◆ **Selected passage**:

June 22, 2026
Ctrl+Alt+Drama
window.showDirectoryPicker opens up a whole new world
Your browser can now rummage through your folders, and the comments are loving it and panicking
TLDR: Chrome added a feature that lets a website, with your approval, work directly with folders on your computer, opening the door to browser apps that feel like real desktop tools. Commenters split fast between excitement over owning your files, frustration over broken support, and fear that people could be tricked into granting access.
Chrome just handed websites a wild new power: with permission, a site can open a folder on your computer and read or change the files inside. The original post treated it like a magic trick for local photo apps, notes apps, and even browser-based editing tools that feel more like desktop software. One demo looked like an old-school Apple photo organizer, except it was just a webpage moving real files around on your machine. Naturally, the community did what it does best: turned a neat feature into a full-on argument.
The biggest fans were practically popping champagne. One commenter declared that the best syncing system is the one you never have to think about because your own folders and cloud drive already do the job. That local-first dream — keeping your stuff on your device instead of trapped in some company server — had people genuinely hyped. But then the brakes screeched on. Another developer complained the feature already becomes a mess in real life, saying it simply won’t work inside VS Code’s built-in browser. And then came the suspicion squad: if a website can ask for folder access, what stops users from getting tricked into clicking yes? One commenter basically painted a future of innocent people getting baited into disaster.
Then the browser-war energy crashed the party. Someone abruptly turned the thread into a Save Firefox rally, framing the issue as part of the battle for a free internet. Another person hit the whole thing with a casual, devastating: didn’t we already have this? In other words, classic tech-comment chaos — half utopian future, half security panic, half browser tribalism. Yes, that’s three halves. That’s the mood.
Key Points
- •Chrome introduced window.showDirectoryPicker(), an API that allows a website to read from and write to a user-approved local directory.
- •The article cites local-first applications, such as a notes app using Markdown files stored in a user-controlled folder, as a key use case.
- •The author used Claude to generate a browser-based photo interface inspired by Apple’s Aperture that works directly with local filesystem folders and photos.
- •The prototype can create folders and move photos, with changes happening on the user’s actual filesystem.
- •The article also describes a second Claude-generated prototype: a node-based compositing app inspired by Apple’s Shake, and connects the broader idea to browser-based creative tools such as WebGPU video editors.

◆ **How to complete this task**:
Answer these questions from the Chrome folder-access piece:
1. Which editor's built-in browser did one developer say the feature won't work in?
2. What cause did one commenter turn the thread into a rally for?
3. Which Apple program inspired the node-based compositing prototype?
None of the lines in the source records is needed here.

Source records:
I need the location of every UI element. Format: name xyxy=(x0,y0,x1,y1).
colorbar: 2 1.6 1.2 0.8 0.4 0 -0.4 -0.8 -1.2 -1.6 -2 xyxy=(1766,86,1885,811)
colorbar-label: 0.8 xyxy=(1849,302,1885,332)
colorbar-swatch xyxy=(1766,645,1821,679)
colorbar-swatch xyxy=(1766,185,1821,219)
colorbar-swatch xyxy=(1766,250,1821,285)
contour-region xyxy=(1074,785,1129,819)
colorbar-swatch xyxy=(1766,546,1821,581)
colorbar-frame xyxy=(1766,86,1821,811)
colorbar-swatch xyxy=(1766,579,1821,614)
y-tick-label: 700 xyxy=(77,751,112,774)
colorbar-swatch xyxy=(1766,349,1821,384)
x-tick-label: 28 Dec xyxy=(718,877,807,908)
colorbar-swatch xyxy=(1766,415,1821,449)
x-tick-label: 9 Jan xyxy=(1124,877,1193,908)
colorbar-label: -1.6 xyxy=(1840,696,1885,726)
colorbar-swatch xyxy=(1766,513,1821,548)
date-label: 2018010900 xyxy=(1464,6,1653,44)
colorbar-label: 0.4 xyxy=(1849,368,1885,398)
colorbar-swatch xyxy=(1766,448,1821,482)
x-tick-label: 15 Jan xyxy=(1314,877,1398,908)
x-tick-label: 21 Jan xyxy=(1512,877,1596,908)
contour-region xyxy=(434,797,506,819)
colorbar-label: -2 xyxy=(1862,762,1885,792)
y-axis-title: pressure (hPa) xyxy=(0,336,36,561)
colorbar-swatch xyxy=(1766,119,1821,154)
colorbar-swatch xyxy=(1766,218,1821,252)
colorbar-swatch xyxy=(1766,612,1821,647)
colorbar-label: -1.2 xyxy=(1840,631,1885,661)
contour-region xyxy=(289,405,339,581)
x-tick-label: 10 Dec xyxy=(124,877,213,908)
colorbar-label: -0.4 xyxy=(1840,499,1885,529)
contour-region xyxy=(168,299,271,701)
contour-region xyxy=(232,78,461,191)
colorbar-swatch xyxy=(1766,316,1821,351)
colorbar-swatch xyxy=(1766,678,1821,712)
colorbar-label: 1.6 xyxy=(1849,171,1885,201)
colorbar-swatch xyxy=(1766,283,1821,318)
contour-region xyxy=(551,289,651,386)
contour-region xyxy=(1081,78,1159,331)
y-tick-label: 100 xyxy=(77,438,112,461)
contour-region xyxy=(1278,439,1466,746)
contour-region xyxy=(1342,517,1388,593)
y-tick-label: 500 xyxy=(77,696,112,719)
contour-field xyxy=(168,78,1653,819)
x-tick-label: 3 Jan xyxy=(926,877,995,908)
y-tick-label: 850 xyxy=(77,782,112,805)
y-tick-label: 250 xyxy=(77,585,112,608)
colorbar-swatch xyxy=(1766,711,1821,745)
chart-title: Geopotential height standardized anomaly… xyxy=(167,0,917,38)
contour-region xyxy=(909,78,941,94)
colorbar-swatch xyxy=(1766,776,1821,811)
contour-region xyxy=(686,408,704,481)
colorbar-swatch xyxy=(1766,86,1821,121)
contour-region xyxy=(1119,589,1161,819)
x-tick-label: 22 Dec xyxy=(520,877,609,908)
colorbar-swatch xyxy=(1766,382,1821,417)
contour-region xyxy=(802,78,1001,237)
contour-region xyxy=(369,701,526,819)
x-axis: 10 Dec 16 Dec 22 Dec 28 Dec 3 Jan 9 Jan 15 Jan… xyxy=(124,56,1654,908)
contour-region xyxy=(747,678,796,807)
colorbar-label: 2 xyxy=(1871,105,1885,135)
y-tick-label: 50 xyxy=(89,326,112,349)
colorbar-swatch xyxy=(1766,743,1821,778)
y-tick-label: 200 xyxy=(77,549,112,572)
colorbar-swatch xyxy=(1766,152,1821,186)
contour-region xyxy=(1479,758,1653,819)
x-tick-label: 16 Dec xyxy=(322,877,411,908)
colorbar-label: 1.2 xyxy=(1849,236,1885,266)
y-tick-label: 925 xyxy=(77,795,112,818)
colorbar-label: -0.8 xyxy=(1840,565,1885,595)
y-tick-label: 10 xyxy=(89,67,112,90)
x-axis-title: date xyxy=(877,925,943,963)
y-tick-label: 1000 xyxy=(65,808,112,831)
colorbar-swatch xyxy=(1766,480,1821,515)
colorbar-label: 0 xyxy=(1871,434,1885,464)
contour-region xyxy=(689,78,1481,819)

◆ **Response to the exercise**:
1. VS Code
2. Save Firefox
3. Shake